Task objective: Extract each line holding the word "Аврору" from the entries.

====== Source data ======

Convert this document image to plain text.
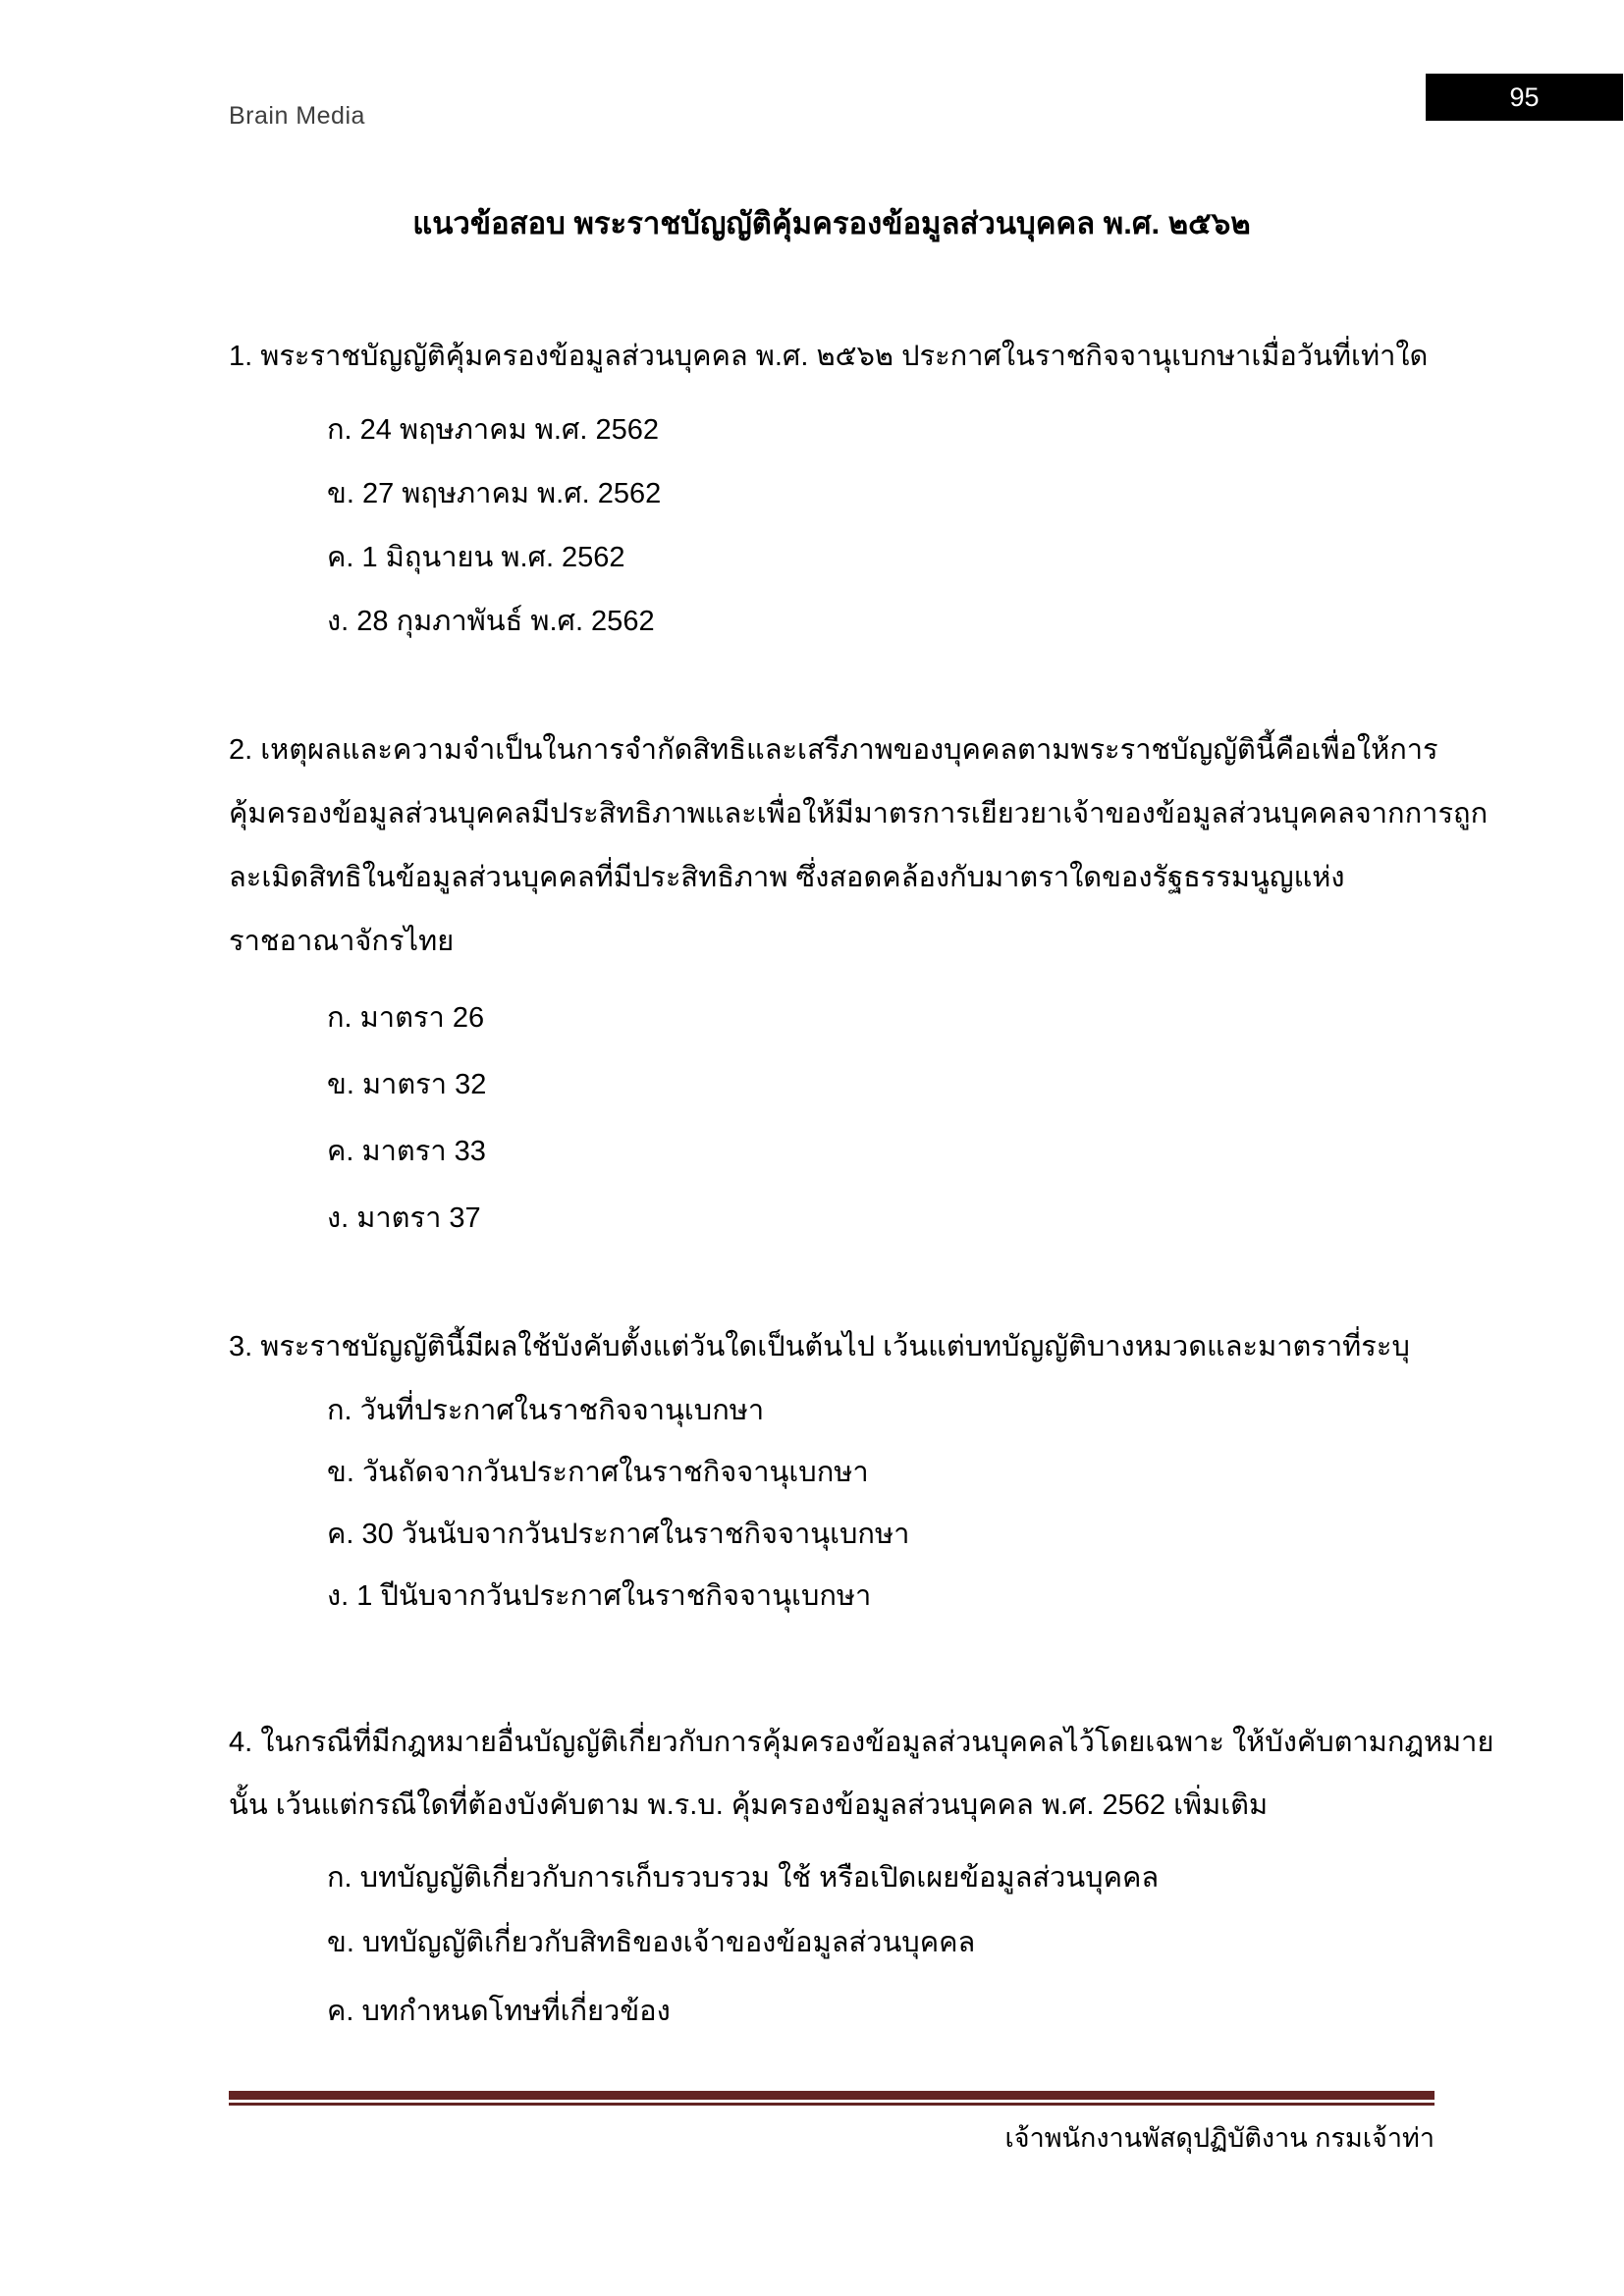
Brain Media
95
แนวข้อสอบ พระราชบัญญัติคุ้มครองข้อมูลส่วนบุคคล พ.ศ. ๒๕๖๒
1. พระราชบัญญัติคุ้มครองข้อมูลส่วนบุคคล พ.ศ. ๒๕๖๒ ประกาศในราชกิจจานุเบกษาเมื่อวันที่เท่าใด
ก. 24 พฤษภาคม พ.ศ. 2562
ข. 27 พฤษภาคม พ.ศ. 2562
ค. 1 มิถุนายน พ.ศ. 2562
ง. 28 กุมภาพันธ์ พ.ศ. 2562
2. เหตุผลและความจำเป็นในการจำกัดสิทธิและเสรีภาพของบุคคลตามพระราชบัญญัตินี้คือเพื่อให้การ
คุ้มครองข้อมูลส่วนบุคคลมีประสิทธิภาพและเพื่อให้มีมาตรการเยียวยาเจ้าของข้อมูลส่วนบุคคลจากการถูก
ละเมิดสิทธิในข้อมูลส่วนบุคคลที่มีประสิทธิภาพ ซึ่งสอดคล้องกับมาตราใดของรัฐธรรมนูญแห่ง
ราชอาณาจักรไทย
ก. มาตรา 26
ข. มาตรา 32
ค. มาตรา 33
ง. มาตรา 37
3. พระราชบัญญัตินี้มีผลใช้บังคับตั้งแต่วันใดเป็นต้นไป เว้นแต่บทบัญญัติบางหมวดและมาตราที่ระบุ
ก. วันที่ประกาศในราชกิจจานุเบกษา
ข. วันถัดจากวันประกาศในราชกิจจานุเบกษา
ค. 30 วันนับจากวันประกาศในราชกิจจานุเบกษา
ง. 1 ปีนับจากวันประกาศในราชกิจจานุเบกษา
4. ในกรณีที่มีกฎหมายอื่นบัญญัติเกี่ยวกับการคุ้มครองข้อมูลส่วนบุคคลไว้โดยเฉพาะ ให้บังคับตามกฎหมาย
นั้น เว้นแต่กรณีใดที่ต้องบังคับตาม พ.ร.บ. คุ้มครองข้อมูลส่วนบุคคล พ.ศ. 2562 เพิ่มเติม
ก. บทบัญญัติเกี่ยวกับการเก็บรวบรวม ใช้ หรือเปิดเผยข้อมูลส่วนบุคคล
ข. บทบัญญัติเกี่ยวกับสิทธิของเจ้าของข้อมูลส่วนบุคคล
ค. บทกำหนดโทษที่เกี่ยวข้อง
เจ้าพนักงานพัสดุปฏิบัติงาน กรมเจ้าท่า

======
====== Source data ======

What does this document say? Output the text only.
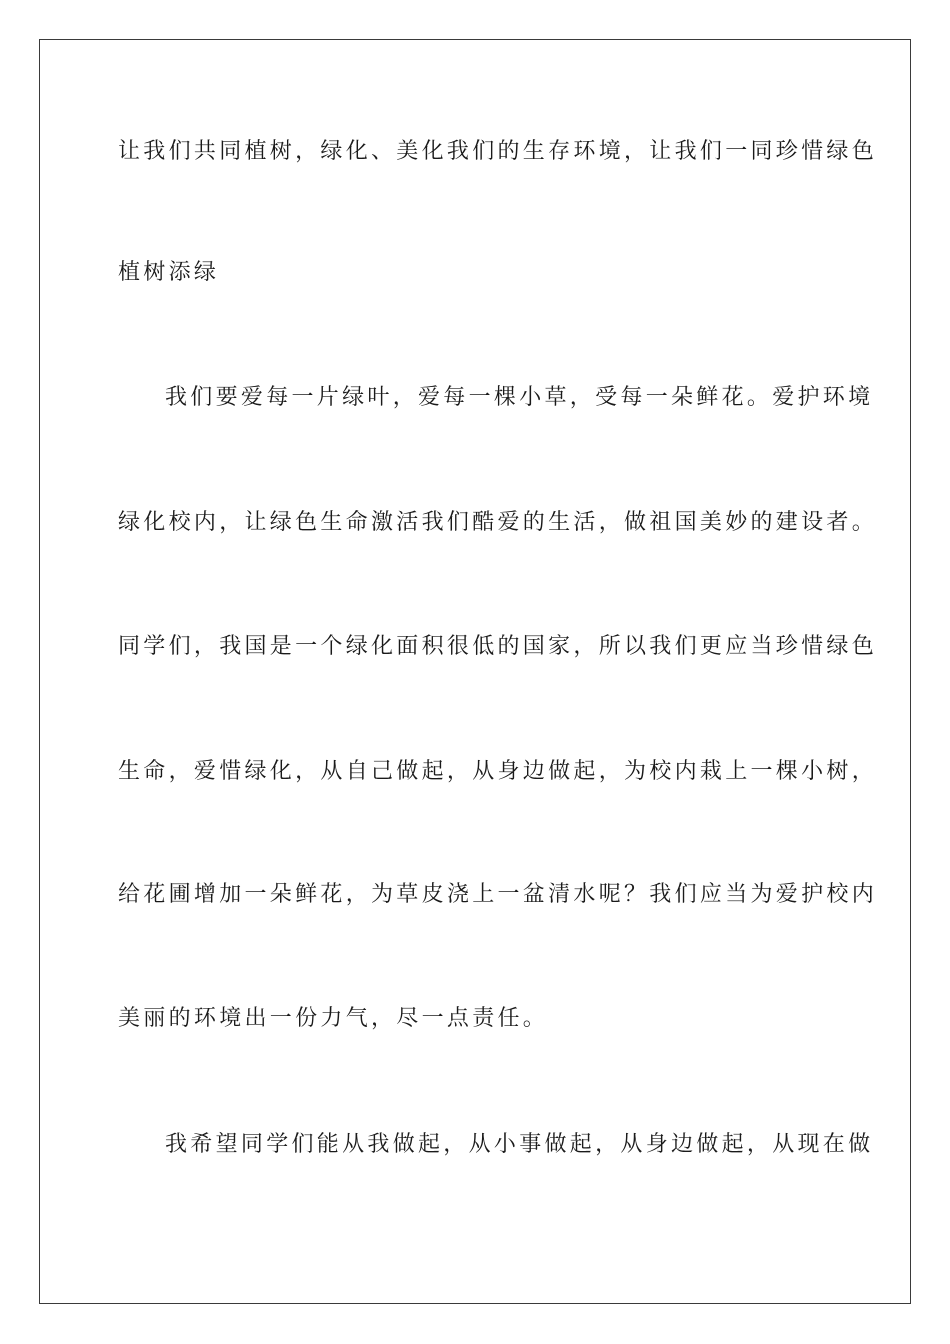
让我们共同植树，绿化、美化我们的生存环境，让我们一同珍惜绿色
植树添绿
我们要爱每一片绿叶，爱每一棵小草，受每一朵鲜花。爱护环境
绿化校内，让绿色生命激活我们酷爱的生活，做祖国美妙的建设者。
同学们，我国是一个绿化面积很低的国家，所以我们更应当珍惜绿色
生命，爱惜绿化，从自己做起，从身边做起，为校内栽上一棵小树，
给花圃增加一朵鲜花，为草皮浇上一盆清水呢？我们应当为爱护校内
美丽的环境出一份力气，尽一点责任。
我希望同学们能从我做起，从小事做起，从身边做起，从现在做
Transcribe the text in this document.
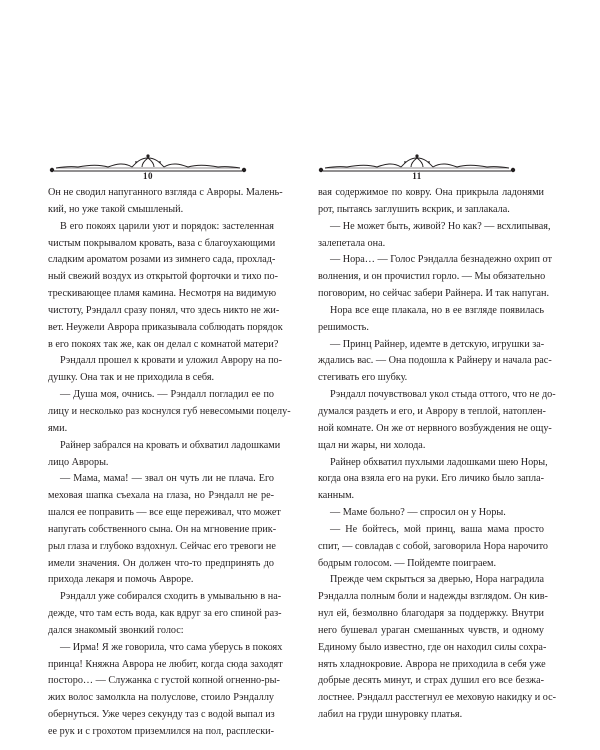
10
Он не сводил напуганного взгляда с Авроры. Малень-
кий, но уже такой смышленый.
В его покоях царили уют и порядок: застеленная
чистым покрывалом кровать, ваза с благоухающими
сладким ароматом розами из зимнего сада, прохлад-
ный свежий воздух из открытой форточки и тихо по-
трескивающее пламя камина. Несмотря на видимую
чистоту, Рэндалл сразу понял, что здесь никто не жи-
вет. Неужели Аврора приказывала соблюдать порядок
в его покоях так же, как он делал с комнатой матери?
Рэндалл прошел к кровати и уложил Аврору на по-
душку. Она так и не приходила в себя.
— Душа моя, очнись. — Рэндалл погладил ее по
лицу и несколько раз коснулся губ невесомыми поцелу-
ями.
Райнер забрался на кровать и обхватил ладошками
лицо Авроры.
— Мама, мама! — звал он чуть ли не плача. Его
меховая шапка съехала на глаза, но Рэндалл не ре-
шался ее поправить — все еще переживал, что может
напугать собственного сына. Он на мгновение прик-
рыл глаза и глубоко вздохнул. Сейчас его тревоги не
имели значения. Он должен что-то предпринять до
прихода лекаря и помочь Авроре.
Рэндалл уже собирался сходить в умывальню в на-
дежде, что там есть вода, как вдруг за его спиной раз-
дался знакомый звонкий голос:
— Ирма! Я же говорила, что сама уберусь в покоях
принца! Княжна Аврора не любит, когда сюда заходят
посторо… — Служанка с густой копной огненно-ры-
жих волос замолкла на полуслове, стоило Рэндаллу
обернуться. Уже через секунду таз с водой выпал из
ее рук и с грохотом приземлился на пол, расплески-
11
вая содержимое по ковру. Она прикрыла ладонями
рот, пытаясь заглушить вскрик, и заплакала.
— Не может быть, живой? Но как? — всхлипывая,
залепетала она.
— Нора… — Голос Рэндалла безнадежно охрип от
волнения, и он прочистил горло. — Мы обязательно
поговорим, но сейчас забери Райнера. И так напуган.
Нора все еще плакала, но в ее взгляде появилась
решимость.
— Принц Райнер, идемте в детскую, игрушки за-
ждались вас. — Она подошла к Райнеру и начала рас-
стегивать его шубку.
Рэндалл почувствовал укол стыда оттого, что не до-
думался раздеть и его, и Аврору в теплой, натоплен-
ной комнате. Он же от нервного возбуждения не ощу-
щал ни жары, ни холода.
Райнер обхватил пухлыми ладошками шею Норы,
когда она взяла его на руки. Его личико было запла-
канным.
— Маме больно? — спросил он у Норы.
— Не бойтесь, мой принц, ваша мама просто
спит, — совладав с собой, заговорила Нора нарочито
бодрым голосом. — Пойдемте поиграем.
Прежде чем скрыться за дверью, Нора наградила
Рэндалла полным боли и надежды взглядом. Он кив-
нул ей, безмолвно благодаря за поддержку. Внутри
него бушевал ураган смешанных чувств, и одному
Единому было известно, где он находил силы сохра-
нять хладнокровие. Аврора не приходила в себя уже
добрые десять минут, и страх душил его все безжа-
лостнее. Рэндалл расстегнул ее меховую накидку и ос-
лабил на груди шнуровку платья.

======
====== Source data ======

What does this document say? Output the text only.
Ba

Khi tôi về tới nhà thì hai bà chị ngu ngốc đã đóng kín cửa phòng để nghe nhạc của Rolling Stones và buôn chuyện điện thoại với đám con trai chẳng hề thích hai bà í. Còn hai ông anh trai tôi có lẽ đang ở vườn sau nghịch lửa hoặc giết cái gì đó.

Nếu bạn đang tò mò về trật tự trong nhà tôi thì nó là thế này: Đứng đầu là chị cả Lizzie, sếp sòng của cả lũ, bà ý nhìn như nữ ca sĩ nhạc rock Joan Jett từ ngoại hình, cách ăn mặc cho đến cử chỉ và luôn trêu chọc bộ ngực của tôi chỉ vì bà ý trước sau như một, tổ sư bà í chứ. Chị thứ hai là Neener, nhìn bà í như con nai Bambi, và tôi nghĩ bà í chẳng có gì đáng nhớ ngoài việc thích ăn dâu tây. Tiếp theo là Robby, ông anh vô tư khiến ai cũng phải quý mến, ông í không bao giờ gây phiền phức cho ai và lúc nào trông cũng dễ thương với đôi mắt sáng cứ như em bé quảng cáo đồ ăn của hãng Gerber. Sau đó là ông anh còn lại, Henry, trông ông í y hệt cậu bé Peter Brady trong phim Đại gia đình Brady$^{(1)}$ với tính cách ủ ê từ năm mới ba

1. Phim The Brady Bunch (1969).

======

Solution below:
Рэндалл прошел к кровати и уложил Аврору на по-
думался раздеть и его, и Аврору в теплой, натоплен-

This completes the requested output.